> WHAT TO DO
Select, from the data, each line where "subtitle" occurs.

> MATERIAL SHOWN
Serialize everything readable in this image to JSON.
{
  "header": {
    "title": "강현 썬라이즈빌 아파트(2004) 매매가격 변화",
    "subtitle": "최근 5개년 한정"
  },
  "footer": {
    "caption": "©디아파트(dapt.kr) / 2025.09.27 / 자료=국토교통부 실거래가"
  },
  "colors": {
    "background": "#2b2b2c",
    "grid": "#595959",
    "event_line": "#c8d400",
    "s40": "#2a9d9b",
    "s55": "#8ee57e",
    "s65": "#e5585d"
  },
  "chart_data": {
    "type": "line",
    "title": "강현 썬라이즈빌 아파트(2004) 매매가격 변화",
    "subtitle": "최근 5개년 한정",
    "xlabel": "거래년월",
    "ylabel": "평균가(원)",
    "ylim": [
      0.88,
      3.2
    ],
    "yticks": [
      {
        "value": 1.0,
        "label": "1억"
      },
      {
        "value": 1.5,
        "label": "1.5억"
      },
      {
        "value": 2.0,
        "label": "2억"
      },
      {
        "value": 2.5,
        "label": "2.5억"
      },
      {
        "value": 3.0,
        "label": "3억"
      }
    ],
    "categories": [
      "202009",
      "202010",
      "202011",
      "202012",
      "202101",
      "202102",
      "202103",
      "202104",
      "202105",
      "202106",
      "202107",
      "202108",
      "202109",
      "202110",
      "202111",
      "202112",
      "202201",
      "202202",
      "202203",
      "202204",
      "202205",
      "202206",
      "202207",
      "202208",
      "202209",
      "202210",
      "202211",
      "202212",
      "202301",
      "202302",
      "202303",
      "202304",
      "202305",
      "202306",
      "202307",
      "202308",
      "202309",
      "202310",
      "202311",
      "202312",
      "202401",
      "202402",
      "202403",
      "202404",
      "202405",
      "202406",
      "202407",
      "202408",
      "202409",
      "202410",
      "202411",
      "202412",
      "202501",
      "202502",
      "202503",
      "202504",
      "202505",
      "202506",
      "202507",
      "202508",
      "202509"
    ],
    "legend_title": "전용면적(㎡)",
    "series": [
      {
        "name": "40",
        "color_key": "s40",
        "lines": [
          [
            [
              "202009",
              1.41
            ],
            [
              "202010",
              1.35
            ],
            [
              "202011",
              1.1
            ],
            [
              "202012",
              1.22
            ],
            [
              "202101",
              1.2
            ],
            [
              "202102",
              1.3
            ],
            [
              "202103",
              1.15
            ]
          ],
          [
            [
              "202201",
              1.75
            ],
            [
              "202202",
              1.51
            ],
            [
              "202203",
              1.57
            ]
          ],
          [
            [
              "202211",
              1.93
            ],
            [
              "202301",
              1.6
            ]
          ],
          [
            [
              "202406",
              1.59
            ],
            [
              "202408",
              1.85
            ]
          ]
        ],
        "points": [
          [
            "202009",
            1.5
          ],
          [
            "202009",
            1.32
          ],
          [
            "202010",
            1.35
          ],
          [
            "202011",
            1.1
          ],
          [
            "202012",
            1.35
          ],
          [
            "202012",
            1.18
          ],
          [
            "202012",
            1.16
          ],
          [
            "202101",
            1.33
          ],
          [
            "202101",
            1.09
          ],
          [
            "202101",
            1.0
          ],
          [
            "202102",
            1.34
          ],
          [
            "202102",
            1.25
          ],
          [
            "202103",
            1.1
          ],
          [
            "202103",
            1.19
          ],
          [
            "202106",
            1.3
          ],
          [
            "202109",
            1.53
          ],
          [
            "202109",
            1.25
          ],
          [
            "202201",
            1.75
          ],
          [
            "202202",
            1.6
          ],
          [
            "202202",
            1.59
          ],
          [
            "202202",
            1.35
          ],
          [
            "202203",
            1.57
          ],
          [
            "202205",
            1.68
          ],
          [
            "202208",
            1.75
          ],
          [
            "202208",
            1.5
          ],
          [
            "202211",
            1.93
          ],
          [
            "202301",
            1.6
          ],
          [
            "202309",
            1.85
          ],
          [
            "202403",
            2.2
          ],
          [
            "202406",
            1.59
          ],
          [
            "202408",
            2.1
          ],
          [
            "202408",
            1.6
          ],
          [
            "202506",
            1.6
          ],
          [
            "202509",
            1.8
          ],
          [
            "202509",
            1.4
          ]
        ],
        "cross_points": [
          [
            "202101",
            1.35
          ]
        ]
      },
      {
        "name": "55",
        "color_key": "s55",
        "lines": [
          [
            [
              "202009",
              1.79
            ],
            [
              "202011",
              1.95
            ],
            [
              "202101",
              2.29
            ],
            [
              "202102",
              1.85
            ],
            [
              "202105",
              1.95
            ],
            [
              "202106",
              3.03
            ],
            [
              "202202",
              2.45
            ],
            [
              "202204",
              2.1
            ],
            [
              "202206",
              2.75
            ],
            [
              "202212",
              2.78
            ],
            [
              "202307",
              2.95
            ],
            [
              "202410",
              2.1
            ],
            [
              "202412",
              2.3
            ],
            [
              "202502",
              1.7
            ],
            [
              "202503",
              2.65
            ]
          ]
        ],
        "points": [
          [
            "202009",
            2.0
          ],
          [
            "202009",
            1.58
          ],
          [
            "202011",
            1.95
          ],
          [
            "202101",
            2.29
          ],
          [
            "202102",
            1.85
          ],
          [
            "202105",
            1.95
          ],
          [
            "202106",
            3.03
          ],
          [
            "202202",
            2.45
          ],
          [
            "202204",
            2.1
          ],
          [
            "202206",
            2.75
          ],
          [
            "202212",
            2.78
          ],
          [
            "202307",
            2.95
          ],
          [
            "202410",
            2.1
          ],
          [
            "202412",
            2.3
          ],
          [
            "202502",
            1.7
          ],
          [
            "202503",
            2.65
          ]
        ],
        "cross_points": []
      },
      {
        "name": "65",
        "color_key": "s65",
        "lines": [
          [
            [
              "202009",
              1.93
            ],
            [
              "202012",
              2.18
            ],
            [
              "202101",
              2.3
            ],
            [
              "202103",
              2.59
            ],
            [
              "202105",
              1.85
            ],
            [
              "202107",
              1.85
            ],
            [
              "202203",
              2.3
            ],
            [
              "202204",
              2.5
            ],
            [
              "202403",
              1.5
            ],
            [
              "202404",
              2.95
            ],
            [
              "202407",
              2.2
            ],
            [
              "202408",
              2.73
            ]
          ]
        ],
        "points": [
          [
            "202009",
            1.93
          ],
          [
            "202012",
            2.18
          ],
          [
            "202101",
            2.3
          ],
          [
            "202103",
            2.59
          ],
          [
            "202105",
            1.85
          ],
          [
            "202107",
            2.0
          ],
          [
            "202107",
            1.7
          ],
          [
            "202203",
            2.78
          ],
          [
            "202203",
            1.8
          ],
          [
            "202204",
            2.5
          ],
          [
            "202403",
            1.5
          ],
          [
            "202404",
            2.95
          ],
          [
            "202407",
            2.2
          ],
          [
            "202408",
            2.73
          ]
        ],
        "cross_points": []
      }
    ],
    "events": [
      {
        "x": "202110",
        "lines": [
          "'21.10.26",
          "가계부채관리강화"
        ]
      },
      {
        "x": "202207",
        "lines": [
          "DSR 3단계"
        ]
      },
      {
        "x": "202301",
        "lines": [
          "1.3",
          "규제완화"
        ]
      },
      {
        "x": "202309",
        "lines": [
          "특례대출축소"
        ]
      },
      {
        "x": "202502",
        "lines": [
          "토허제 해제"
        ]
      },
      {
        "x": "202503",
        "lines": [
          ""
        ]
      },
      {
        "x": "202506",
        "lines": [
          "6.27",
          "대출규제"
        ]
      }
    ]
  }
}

> COMPLETE OUTPUT
    "subtitle": "최근 5개년 한정"
    "subtitle": "최근 5개년 한정",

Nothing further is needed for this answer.